§ **TASK BRIEF**: The entries below should be quoted exactly, with no pictures carried over.

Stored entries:
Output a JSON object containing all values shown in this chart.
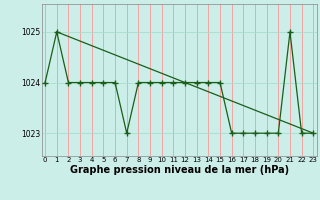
{
  "x": [
    0,
    1,
    2,
    3,
    4,
    5,
    6,
    7,
    8,
    9,
    10,
    11,
    12,
    13,
    14,
    15,
    16,
    17,
    18,
    19,
    20,
    21,
    22,
    23
  ],
  "line1": [
    1024,
    1025,
    1024,
    1024,
    1024,
    1024,
    1024,
    1023,
    1024,
    1024,
    1024,
    1024,
    1024,
    1024,
    1024,
    1024,
    1023,
    1023,
    1023,
    1023,
    1023,
    1025,
    1023,
    1023
  ],
  "line2_x": [
    1,
    23
  ],
  "line2_y": [
    1025,
    1023
  ],
  "bg_color": "#cceee8",
  "grid_color_v": "#ff8888",
  "grid_color_h": "#aaddcc",
  "line_color": "#1a5e1a",
  "marker": "+",
  "marker_size": 4,
  "ylabel_ticks": [
    1023,
    1024,
    1025
  ],
  "xlabel_labels": [
    "0",
    "1",
    "2",
    "3",
    "4",
    "5",
    "6",
    "7",
    "8",
    "9",
    "10",
    "11",
    "12",
    "13",
    "14",
    "15",
    "16",
    "17",
    "18",
    "19",
    "20",
    "21",
    "22",
    "23"
  ],
  "xlabel_text": "Graphe pression niveau de la mer (hPa)",
  "ylim": [
    1022.55,
    1025.55
  ],
  "xlim": [
    -0.3,
    23.3
  ],
  "tick_fontsize": 5.5,
  "xlabel_fontsize": 7.0
}
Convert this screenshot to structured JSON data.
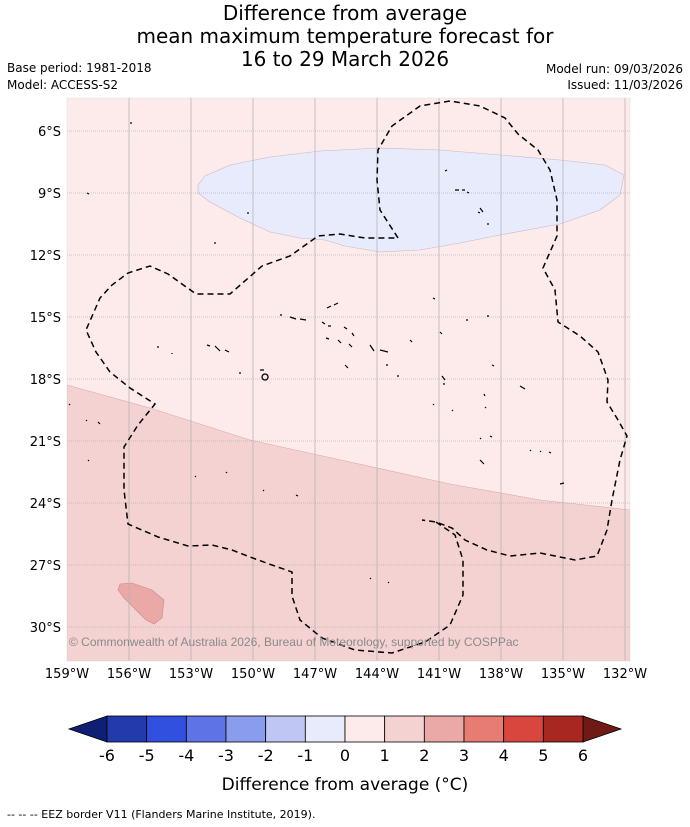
{
  "title": {
    "line1": "Difference from average",
    "line2": "mean maximum temperature forecast for",
    "line3": "16 to 29 March 2026"
  },
  "meta": {
    "base_period": "Base period: 1981-2018",
    "model": "Model: ACCESS-S2",
    "model_run": "Model run: 09/03/2026",
    "issued": "Issued: 11/03/2026"
  },
  "map": {
    "lat_labels": [
      "6°S",
      "9°S",
      "12°S",
      "15°S",
      "18°S",
      "21°S",
      "24°S",
      "27°S",
      "30°S"
    ],
    "lon_labels": [
      "159°W",
      "156°W",
      "153°W",
      "150°W",
      "147°W",
      "144°W",
      "141°W",
      "138°W",
      "135°W",
      "132°W"
    ],
    "copyright": "© Commonwealth of Australia 2026, Bureau of Meteorology, supported by COSPPac"
  },
  "colorbar": {
    "ticks": [
      "-6",
      "-5",
      "-4",
      "-3",
      "-2",
      "-1",
      "0",
      "1",
      "2",
      "3",
      "4",
      "5",
      "6"
    ],
    "colors": [
      "#233aad",
      "#3150e0",
      "#5e74e6",
      "#8a9ced",
      "#bfc6f4",
      "#e8ebfc",
      "#fcebea",
      "#f4d2d2",
      "#eaa8a6",
      "#e67c72",
      "#d8463d",
      "#a82720"
    ],
    "under_color": "#0f1f73",
    "over_color": "#6f1a15",
    "title": "Difference from average (°C)"
  },
  "footer": {
    "legend_text": "--  --  -- EEZ border V11 (Flanders Marine Institute, 2019)."
  }
}
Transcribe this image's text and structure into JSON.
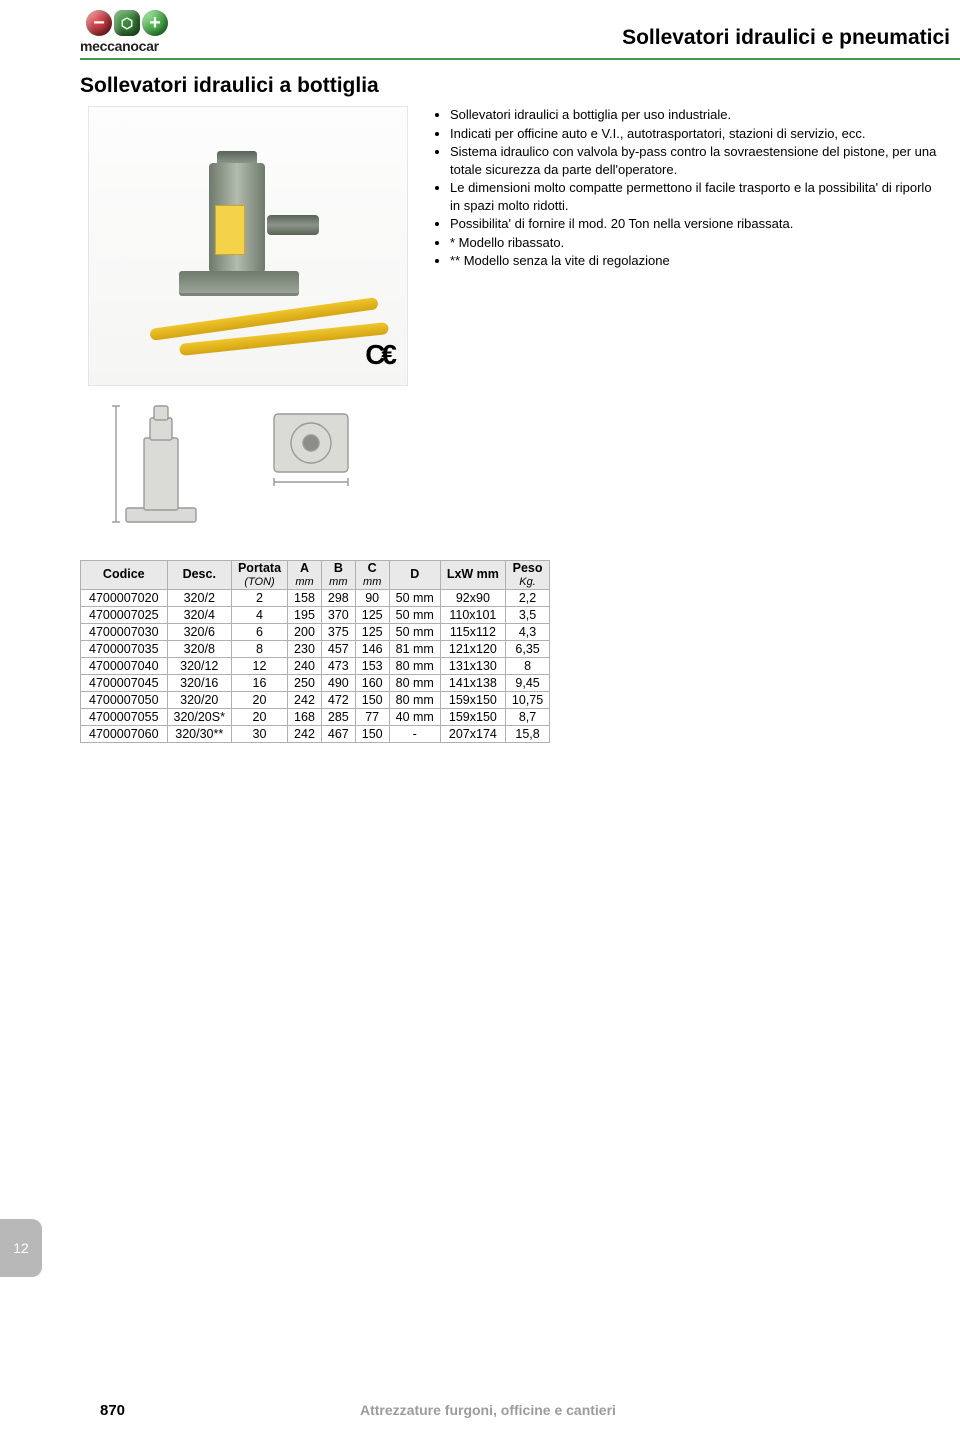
{
  "colors": {
    "green_rule": "#3f9b47",
    "ball_red": "#b51f24",
    "ball_green_dark": "#2f6b2e",
    "ball_green": "#3aa948"
  },
  "logo": {
    "brand": "meccanocar"
  },
  "header": {
    "category_title": "Sollevatori idraulici e pneumatici"
  },
  "section": {
    "title": "Sollevatori idraulici a bottiglia"
  },
  "bullets": {
    "items": [
      "Sollevatori idraulici a bottiglia per uso industriale.",
      "Indicati per officine auto e V.I., autotrasportatori, stazioni di servizio, ecc.",
      "Sistema idraulico con valvola by-pass contro la sovraestensione del pistone, per una totale sicurezza da parte dell'operatore.",
      "Le dimensioni molto compatte permettono il facile trasporto e la possibilita' di riporlo in spazi molto ridotti.",
      "Possibilita' di fornire il mod. 20 Ton nella versione ribassata.",
      "* Modello ribassato.",
      "** Modello senza la vite di regolazione"
    ]
  },
  "ce": {
    "label": "C€"
  },
  "table": {
    "columns": [
      {
        "label": "Codice",
        "sub": ""
      },
      {
        "label": "Desc.",
        "sub": ""
      },
      {
        "label": "Portata",
        "sub": "(TON)"
      },
      {
        "label": "A",
        "sub": "mm"
      },
      {
        "label": "B",
        "sub": "mm"
      },
      {
        "label": "C",
        "sub": "mm"
      },
      {
        "label": "D",
        "sub": ""
      },
      {
        "label": "LxW mm",
        "sub": ""
      },
      {
        "label": "Peso",
        "sub": "Kg."
      }
    ],
    "rows": [
      [
        "4700007020",
        "320/2",
        "2",
        "158",
        "298",
        "90",
        "50 mm",
        "92x90",
        "2,2"
      ],
      [
        "4700007025",
        "320/4",
        "4",
        "195",
        "370",
        "125",
        "50 mm",
        "110x101",
        "3,5"
      ],
      [
        "4700007030",
        "320/6",
        "6",
        "200",
        "375",
        "125",
        "50 mm",
        "115x112",
        "4,3"
      ],
      [
        "4700007035",
        "320/8",
        "8",
        "230",
        "457",
        "146",
        "81 mm",
        "121x120",
        "6,35"
      ],
      [
        "4700007040",
        "320/12",
        "12",
        "240",
        "473",
        "153",
        "80 mm",
        "131x130",
        "8"
      ],
      [
        "4700007045",
        "320/16",
        "16",
        "250",
        "490",
        "160",
        "80 mm",
        "141x138",
        "9,45"
      ],
      [
        "4700007050",
        "320/20",
        "20",
        "242",
        "472",
        "150",
        "80 mm",
        "159x150",
        "10,75"
      ],
      [
        "4700007055",
        "320/20S*",
        "20",
        "168",
        "285",
        "77",
        "40 mm",
        "159x150",
        "8,7"
      ],
      [
        "4700007060",
        "320/30**",
        "30",
        "242",
        "467",
        "150",
        "-",
        "207x174",
        "15,8"
      ]
    ]
  },
  "page": {
    "tab": "12",
    "number": "870",
    "footer_category": "Attrezzature furgoni, officine e cantieri"
  }
}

§ **EXERCISE OUTPUT**:
Output a JSON object containing all values shown in this chart.
{
  "x": [
    0,
    1,
    2,
    3,
    4,
    5,
    6,
    7,
    8,
    9,
    10,
    11,
    12,
    13,
    14,
    15,
    16,
    17,
    18,
    19,
    20,
    21,
    22,
    23
  ],
  "line1": [
    1024,
    1025,
    1024,
    1024,
    1024,
    1024,
    1024,
    1023,
    1024,
    1024,
    1024,
    1024,
    1024,
    1024,
    1024,
    1024,
    1023,
    1023,
    1023,
    1023,
    1023,
    1025,
    1023,
    1023
  ],
  "line2_x": [
    1,
    23
  ],
  "line2_y": [
    1025,
    1023
  ],
  "bg_color": "#cceee8",
  "grid_color_v": "#ff8888",
  "grid_color_h": "#aaddcc",
  "line_color": "#1a5e1a",
  "marker": "+",
  "marker_size": 4,
  "ylabel_ticks": [
    1023,
    1024,
    1025
  ],
  "xlabel_labels": [
    "0",
    "1",
    "2",
    "3",
    "4",
    "5",
    "6",
    "7",
    "8",
    "9",
    "10",
    "11",
    "12",
    "13",
    "14",
    "15",
    "16",
    "17",
    "18",
    "19",
    "20",
    "21",
    "22",
    "23"
  ],
  "xlabel_text": "Graphe pression niveau de la mer (hPa)",
  "ylim": [
    1022.55,
    1025.55
  ],
  "xlim": [
    -0.3,
    23.3
  ],
  "tick_fontsize": 5.5,
  "xlabel_fontsize": 7.0
}
Convert this screenshot to structured JSON data.
{
  "title": {
    "line1": "Difference from average",
    "line2": "mean maximum temperature forecast for",
    "line3": "16 to 29 March 2026"
  },
  "meta": {
    "base_period": "Base period: 1981-2018",
    "model": "Model: ACCESS-S2",
    "model_run": "Model run: 09/03/2026",
    "issued": "Issued: 11/03/2026"
  },
  "map": {
    "lat_labels": [
      "6°S",
      "9°S",
      "12°S",
      "15°S",
      "18°S",
      "21°S",
      "24°S",
      "27°S",
      "30°S"
    ],
    "lon_labels": [
      "159°W",
      "156°W",
      "153°W",
      "150°W",
      "147°W",
      "144°W",
      "141°W",
      "138°W",
      "135°W",
      "132°W"
    ],
    "copyright": "© Commonwealth of Australia 2026, Bureau of Meteorology, supported by COSPPac"
  },
  "colorbar": {
    "ticks": [
      "-6",
      "-5",
      "-4",
      "-3",
      "-2",
      "-1",
      "0",
      "1",
      "2",
      "3",
      "4",
      "5",
      "6"
    ],
    "colors": [
      "#233aad",
      "#3150e0",
      "#5e74e6",
      "#8a9ced",
      "#bfc6f4",
      "#e8ebfc",
      "#fcebea",
      "#f4d2d2",
      "#eaa8a6",
      "#e67c72",
      "#d8463d",
      "#a82720"
    ],
    "under_color": "#0f1f73",
    "over_color": "#6f1a15",
    "title": "Difference from average (°C)"
  },
  "footer": {
    "legend_text": "--  --  -- EEZ border V11 (Flanders Marine Institute, 2019)."
  }
}
Transcribe this image's text and structure into JSON.
{
  "colors": {
    "green_rule": "#3f9b47",
    "ball_red": "#b51f24",
    "ball_green_dark": "#2f6b2e",
    "ball_green": "#3aa948"
  },
  "logo": {
    "brand": "meccanocar"
  },
  "header": {
    "category_title": "Sollevatori idraulici e pneumatici"
  },
  "section": {
    "title": "Sollevatori idraulici a bottiglia"
  },
  "bullets": {
    "items": [
      "Sollevatori idraulici a bottiglia per uso industriale.",
      "Indicati per officine auto e V.I., autotrasportatori, stazioni di servizio, ecc.",
      "Sistema idraulico con valvola by-pass contro la sovraestensione del pistone, per una totale sicurezza da parte dell'operatore.",
      "Le dimensioni molto compatte permettono il facile trasporto e la possibilita' di riporlo in spazi molto ridotti.",
      "Possibilita' di fornire il mod. 20 Ton nella versione ribassata.",
      "* Modello ribassato.",
      "** Modello senza la vite di regolazione"
    ]
  },
  "ce": {
    "label": "C€"
  },
  "table": {
    "columns": [
      {
        "label": "Codice",
        "sub": ""
      },
      {
        "label": "Desc.",
        "sub": ""
      },
      {
        "label": "Portata",
        "sub": "(TON)"
      },
      {
        "label": "A",
        "sub": "mm"
      },
      {
        "label": "B",
        "sub": "mm"
      },
      {
        "label": "C",
        "sub": "mm"
      },
      {
        "label": "D",
        "sub": ""
      },
      {
        "label": "LxW mm",
        "sub": ""
      },
      {
        "label": "Peso",
        "sub": "Kg."
      }
    ],
    "rows": [
      [
        "4700007020",
        "320/2",
        "2",
        "158",
        "298",
        "90",
        "50 mm",
        "92x90",
        "2,2"
      ],
      [
        "4700007025",
        "320/4",
        "4",
        "195",
        "370",
        "125",
        "50 mm",
        "110x101",
        "3,5"
      ],
      [
        "4700007030",
        "320/6",
        "6",
        "200",
        "375",
        "125",
        "50 mm",
        "115x112",
        "4,3"
      ],
      [
        "4700007035",
        "320/8",
        "8",
        "230",
        "457",
        "146",
        "81 mm",
        "121x120",
        "6,35"
      ],
      [
        "4700007040",
        "320/12",
        "12",
        "240",
        "473",
        "153",
        "80 mm",
        "131x130",
        "8"
      ],
      [
        "4700007045",
        "320/16",
        "16",
        "250",
        "490",
        "160",
        "80 mm",
        "141x138",
        "9,45"
      ],
      [
        "4700007050",
        "320/20",
        "20",
        "242",
        "472",
        "150",
        "80 mm",
        "159x150",
        "10,75"
      ],
      [
        "4700007055",
        "320/20S*",
        "20",
        "168",
        "285",
        "77",
        "40 mm",
        "159x150",
        "8,7"
      ],
      [
        "4700007060",
        "320/30**",
        "30",
        "242",
        "467",
        "150",
        "-",
        "207x174",
        "15,8"
      ]
    ]
  },
  "page": {
    "tab": "12",
    "number": "870",
    "footer_category": "Attrezzature furgoni, officine e cantieri"
  }
}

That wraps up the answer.